-- START --

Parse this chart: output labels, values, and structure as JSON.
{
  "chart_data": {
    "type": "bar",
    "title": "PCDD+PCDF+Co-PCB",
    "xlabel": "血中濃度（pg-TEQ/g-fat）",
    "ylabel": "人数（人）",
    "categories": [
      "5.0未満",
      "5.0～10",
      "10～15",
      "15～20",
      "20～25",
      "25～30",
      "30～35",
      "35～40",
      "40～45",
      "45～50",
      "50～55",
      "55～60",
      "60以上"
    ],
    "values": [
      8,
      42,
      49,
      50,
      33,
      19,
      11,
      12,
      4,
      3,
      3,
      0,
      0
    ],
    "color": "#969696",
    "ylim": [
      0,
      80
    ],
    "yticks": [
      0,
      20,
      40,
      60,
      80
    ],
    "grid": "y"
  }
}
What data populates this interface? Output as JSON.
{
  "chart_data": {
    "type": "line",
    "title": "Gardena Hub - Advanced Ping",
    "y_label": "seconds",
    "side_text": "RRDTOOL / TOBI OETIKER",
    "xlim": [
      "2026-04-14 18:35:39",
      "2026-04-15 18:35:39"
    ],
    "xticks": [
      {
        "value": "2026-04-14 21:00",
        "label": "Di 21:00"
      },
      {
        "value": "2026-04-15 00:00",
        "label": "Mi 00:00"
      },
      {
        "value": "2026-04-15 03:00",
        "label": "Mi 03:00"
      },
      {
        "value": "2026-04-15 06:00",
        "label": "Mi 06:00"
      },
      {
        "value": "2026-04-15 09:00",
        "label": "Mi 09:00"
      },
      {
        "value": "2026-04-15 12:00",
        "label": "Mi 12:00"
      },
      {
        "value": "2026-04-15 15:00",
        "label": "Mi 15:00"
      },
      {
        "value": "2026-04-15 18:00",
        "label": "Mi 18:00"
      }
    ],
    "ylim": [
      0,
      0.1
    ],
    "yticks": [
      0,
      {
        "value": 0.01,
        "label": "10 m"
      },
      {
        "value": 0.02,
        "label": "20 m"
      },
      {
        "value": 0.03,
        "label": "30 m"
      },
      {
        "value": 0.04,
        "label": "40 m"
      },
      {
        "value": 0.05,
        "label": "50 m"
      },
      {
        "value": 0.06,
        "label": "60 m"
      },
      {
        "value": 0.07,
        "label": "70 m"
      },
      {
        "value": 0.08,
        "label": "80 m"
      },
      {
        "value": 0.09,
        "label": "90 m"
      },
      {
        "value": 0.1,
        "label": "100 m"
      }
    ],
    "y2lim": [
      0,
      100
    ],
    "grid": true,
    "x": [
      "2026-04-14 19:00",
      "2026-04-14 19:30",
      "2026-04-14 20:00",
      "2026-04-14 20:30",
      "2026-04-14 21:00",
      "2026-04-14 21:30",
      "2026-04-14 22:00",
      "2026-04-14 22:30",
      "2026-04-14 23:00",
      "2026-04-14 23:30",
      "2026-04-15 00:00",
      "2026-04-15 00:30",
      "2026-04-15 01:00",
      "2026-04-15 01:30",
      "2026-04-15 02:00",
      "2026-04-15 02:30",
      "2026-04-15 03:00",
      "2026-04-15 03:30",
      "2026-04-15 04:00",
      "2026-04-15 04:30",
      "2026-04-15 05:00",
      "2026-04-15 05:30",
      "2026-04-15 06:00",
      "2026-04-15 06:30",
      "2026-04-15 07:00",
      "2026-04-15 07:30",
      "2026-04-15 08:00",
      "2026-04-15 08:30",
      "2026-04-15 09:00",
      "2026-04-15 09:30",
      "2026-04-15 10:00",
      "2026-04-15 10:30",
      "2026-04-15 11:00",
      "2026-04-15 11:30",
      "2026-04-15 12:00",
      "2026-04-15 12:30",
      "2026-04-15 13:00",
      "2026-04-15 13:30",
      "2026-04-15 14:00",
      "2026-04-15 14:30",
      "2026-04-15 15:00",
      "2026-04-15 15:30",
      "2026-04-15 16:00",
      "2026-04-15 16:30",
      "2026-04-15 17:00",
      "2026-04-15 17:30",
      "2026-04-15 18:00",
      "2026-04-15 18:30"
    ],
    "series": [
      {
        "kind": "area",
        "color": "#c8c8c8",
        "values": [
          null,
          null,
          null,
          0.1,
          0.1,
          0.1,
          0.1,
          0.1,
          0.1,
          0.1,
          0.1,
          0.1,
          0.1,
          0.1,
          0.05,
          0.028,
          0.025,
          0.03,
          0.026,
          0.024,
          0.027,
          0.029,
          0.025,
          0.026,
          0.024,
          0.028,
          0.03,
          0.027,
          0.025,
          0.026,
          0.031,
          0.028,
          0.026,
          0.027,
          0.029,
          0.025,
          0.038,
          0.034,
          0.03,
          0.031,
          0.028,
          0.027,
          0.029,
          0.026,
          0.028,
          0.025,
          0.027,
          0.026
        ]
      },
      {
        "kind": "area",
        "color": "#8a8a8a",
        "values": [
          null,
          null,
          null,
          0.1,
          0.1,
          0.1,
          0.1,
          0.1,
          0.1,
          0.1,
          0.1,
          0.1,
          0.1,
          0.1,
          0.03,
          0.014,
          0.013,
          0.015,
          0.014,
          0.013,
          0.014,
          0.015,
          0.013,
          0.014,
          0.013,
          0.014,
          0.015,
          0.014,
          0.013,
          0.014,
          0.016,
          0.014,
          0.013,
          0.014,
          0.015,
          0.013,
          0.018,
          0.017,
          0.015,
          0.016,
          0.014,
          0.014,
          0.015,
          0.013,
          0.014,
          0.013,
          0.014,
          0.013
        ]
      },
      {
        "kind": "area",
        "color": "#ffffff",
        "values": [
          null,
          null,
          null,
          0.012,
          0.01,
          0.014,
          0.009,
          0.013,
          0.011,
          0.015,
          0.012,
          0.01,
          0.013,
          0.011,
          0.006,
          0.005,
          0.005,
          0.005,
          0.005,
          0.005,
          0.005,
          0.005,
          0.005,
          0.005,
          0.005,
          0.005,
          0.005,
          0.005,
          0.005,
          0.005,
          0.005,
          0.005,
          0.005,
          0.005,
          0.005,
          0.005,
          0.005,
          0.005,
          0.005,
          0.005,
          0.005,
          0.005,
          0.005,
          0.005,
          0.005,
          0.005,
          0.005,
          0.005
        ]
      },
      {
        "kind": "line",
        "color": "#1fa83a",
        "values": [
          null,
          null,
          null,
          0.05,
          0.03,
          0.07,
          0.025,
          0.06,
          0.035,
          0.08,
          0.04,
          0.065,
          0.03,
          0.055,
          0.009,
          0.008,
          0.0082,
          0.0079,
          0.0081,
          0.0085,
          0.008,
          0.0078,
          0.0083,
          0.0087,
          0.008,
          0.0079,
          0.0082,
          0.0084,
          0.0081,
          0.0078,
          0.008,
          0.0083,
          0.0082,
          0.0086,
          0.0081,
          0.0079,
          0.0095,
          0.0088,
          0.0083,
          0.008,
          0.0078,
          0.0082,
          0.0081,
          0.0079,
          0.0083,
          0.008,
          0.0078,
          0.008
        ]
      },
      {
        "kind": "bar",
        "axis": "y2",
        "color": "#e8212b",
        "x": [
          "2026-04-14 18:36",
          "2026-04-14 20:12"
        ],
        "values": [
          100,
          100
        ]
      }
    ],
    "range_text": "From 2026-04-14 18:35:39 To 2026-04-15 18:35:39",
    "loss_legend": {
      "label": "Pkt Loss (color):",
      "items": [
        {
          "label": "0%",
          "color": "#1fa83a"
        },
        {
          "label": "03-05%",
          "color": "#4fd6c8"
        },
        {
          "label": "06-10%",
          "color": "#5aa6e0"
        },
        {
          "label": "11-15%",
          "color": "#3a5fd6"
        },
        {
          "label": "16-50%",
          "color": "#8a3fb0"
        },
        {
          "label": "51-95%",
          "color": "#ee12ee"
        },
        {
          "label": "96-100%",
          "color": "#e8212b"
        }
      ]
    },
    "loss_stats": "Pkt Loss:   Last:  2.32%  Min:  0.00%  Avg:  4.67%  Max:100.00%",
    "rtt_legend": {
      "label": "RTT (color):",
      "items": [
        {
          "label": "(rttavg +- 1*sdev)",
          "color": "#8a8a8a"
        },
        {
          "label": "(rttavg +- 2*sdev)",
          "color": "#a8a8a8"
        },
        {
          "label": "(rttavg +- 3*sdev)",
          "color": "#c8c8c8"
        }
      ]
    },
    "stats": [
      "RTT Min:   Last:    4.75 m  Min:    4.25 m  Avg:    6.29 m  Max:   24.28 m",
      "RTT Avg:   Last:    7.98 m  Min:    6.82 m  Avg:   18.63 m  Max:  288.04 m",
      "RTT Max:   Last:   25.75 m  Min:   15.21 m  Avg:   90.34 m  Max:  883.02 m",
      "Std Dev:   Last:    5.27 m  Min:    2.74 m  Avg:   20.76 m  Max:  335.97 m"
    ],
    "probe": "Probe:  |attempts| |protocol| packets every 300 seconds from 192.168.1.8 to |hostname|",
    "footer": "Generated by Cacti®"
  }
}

-- END --

Task objective:
From the records above, pull out every line containing the word "this".

Response:
Parse this chart: output labels, values, and structure as JSON.
What data populates this interface? Output as JSON.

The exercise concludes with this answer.